Exercise description: Reproduce the listing below in its entirety. Change nothing.

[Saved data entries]

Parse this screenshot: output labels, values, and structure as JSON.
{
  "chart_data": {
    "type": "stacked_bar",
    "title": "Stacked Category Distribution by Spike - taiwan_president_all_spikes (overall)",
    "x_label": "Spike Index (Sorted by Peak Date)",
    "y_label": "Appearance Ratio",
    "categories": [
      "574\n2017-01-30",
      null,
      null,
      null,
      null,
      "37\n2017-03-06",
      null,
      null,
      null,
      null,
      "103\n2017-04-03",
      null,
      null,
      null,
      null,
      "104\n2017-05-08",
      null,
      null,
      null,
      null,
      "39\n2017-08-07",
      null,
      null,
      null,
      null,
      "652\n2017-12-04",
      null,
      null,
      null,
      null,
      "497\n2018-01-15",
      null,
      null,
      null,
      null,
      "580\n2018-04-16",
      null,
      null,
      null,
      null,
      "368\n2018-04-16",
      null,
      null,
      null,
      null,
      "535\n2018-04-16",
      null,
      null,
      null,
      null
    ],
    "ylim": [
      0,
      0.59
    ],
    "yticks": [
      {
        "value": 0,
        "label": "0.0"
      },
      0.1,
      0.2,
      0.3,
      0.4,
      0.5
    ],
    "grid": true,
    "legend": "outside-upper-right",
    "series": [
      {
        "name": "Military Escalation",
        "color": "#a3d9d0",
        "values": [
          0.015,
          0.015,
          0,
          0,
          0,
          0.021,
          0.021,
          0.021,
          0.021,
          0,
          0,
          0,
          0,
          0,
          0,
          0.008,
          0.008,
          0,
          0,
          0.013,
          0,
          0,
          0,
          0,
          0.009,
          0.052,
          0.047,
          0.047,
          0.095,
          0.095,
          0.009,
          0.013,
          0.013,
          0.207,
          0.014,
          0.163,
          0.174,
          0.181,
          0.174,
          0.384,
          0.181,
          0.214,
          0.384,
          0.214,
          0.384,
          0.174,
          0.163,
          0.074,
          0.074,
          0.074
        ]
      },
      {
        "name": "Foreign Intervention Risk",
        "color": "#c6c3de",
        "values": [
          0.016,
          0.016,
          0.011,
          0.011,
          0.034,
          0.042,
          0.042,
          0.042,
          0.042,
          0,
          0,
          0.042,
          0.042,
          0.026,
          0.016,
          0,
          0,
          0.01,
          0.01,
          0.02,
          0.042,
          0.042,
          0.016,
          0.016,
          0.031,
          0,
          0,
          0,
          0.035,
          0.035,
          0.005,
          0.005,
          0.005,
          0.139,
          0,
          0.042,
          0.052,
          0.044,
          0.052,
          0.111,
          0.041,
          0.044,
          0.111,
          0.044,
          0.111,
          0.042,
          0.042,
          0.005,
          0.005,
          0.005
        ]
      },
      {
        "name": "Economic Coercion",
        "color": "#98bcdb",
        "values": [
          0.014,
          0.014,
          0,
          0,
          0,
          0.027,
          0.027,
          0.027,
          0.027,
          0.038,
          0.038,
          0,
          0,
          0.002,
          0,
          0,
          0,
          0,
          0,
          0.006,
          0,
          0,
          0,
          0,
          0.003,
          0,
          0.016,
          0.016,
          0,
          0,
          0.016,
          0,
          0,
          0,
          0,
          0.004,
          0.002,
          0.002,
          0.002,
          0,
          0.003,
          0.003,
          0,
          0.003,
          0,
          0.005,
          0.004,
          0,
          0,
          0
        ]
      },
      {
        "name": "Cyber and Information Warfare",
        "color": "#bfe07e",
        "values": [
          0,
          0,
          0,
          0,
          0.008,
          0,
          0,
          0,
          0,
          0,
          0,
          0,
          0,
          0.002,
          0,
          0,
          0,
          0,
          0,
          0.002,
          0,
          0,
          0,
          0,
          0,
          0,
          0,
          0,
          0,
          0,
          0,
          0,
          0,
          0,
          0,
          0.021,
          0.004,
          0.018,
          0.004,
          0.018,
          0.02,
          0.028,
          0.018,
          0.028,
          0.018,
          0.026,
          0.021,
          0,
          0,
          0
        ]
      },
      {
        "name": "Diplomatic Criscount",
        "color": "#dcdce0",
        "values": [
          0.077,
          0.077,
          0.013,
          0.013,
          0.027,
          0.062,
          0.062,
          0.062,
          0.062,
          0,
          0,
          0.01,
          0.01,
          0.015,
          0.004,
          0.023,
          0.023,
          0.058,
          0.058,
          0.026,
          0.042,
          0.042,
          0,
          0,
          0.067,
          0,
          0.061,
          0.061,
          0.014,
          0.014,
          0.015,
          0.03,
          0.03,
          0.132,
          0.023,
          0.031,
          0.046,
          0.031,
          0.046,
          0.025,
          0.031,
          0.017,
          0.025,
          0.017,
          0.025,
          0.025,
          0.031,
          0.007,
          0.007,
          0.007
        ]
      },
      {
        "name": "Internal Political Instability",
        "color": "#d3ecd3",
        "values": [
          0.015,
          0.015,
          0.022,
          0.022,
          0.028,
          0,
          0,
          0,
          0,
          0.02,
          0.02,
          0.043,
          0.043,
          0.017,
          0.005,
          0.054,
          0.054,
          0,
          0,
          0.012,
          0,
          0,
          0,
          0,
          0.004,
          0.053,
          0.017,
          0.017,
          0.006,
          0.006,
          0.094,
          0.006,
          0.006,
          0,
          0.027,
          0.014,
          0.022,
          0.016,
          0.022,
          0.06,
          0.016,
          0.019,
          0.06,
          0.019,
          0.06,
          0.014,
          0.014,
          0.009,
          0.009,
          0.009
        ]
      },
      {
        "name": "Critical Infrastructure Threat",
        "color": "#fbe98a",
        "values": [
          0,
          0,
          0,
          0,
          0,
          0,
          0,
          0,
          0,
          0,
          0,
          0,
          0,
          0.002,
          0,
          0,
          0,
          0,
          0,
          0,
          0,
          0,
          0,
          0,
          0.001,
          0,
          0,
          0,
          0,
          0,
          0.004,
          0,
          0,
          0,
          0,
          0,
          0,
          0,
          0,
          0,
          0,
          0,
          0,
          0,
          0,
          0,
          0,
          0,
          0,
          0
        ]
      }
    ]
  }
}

Answer to the exercise:
Parse this screenshot: output labels, values, and structure as JSON.
{
  "chart_data": {
    "type": "stacked_bar",
    "title": "Stacked Category Distribution by Spike - taiwan_president_all_spikes (overall)",
    "x_label": "Spike Index (Sorted by Peak Date)",
    "y_label": "Appearance Ratio",
    "categories": [
      "574\n2017-01-30",
      null,
      null,
      null,
      null,
      "37\n2017-03-06",
      null,
      null,
      null,
      null,
      "103\n2017-04-03",
      null,
      null,
      null,
      null,
      "104\n2017-05-08",
      null,
      null,
      null,
      null,
      "39\n2017-08-07",
      null,
      null,
      null,
      null,
      "652\n2017-12-04",
      null,
      null,
      null,
      null,
      "497\n2018-01-15",
      null,
      null,
      null,
      null,
      "580\n2018-04-16",
      null,
      null,
      null,
      null,
      "368\n2018-04-16",
      null,
      null,
      null,
      null,
      "535\n2018-04-16",
      null,
      null,
      null,
      null
    ],
    "ylim": [
      0,
      0.59
    ],
    "yticks": [
      {
        "value": 0,
        "label": "0.0"
      },
      0.1,
      0.2,
      0.3,
      0.4,
      0.5
    ],
    "grid": true,
    "legend": "outside-upper-right",
    "series": [
      {
        "name": "Military Escalation",
        "color": "#a3d9d0",
        "values": [
          0.015,
          0.015,
          0,
          0,
          0,
          0.021,
          0.021,
          0.021,
          0.021,
          0,
          0,
          0,
          0,
          0,
          0,
          0.008,
          0.008,
          0,
          0,
          0.013,
          0,
          0,
          0,
          0,
          0.009,
          0.052,
          0.047,
          0.047,
          0.095,
          0.095,
          0.009,
          0.013,
          0.013,
          0.207,
          0.014,
          0.163,
          0.174,
          0.181,
          0.174,
          0.384,
          0.181,
          0.214,
          0.384,
          0.214,
          0.384,
          0.174,
          0.163,
          0.074,
          0.074,
          0.074
        ]
      },
      {
        "name": "Foreign Intervention Risk",
        "color": "#c6c3de",
        "values": [
          0.016,
          0.016,
          0.011,
          0.011,
          0.034,
          0.042,
          0.042,
          0.042,
          0.042,
          0,
          0,
          0.042,
          0.042,
          0.026,
          0.016,
          0,
          0,
          0.01,
          0.01,
          0.02,
          0.042,
          0.042,
          0.016,
          0.016,
          0.031,
          0,
          0,
          0,
          0.035,
          0.035,
          0.005,
          0.005,
          0.005,
          0.139,
          0,
          0.042,
          0.052,
          0.044,
          0.052,
          0.111,
          0.041,
          0.044,
          0.111,
          0.044,
          0.111,
          0.042,
          0.042,
          0.005,
          0.005,
          0.005
        ]
      },
      {
        "name": "Economic Coercion",
        "color": "#98bcdb",
        "values": [
          0.014,
          0.014,
          0,
          0,
          0,
          0.027,
          0.027,
          0.027,
          0.027,
          0.038,
          0.038,
          0,
          0,
          0.002,
          0,
          0,
          0,
          0,
          0,
          0.006,
          0,
          0,
          0,
          0,
          0.003,
          0,
          0.016,
          0.016,
          0,
          0,
          0.016,
          0,
          0,
          0,
          0,
          0.004,
          0.002,
          0.002,
          0.002,
          0,
          0.003,
          0.003,
          0,
          0.003,
          0,
          0.005,
          0.004,
          0,
          0,
          0
        ]
      },
      {
        "name": "Cyber and Information Warfare",
        "color": "#bfe07e",
        "values": [
          0,
          0,
          0,
          0,
          0.008,
          0,
          0,
          0,
          0,
          0,
          0,
          0,
          0,
          0.002,
          0,
          0,
          0,
          0,
          0,
          0.002,
          0,
          0,
          0,
          0,
          0,
          0,
          0,
          0,
          0,
          0,
          0,
          0,
          0,
          0,
          0,
          0.021,
          0.004,
          0.018,
          0.004,
          0.018,
          0.02,
          0.028,
          0.018,
          0.028,
          0.018,
          0.026,
          0.021,
          0,
          0,
          0
        ]
      },
      {
        "name": "Diplomatic Criscount",
        "color": "#dcdce0",
        "values": [
          0.077,
          0.077,
          0.013,
          0.013,
          0.027,
          0.062,
          0.062,
          0.062,
          0.062,
          0,
          0,
          0.01,
          0.01,
          0.015,
          0.004,
          0.023,
          0.023,
          0.058,
          0.058,
          0.026,
          0.042,
          0.042,
          0,
          0,
          0.067,
          0,
          0.061,
          0.061,
          0.014,
          0.014,
          0.015,
          0.03,
          0.03,
          0.132,
          0.023,
          0.031,
          0.046,
          0.031,
          0.046,
          0.025,
          0.031,
          0.017,
          0.025,
          0.017,
          0.025,
          0.025,
          0.031,
          0.007,
          0.007,
          0.007
        ]
      },
      {
        "name": "Internal Political Instability",
        "color": "#d3ecd3",
        "values": [
          0.015,
          0.015,
          0.022,
          0.022,
          0.028,
          0,
          0,
          0,
          0,
          0.02,
          0.02,
          0.043,
          0.043,
          0.017,
          0.005,
          0.054,
          0.054,
          0,
          0,
          0.012,
          0,
          0,
          0,
          0,
          0.004,
          0.053,
          0.017,
          0.017,
          0.006,
          0.006,
          0.094,
          0.006,
          0.006,
          0,
          0.027,
          0.014,
          0.022,
          0.016,
          0.022,
          0.06,
          0.016,
          0.019,
          0.06,
          0.019,
          0.06,
          0.014,
          0.014,
          0.009,
          0.009,
          0.009
        ]
      },
      {
        "name": "Critical Infrastructure Threat",
        "color": "#fbe98a",
        "values": [
          0,
          0,
          0,
          0,
          0,
          0,
          0,
          0,
          0,
          0,
          0,
          0,
          0,
          0.002,
          0,
          0,
          0,
          0,
          0,
          0,
          0,
          0,
          0,
          0,
          0.001,
          0,
          0,
          0,
          0,
          0,
          0.004,
          0,
          0,
          0,
          0,
          0,
          0,
          0,
          0,
          0,
          0,
          0,
          0,
          0,
          0,
          0,
          0,
          0,
          0,
          0
        ]
      }
    ]
  }
}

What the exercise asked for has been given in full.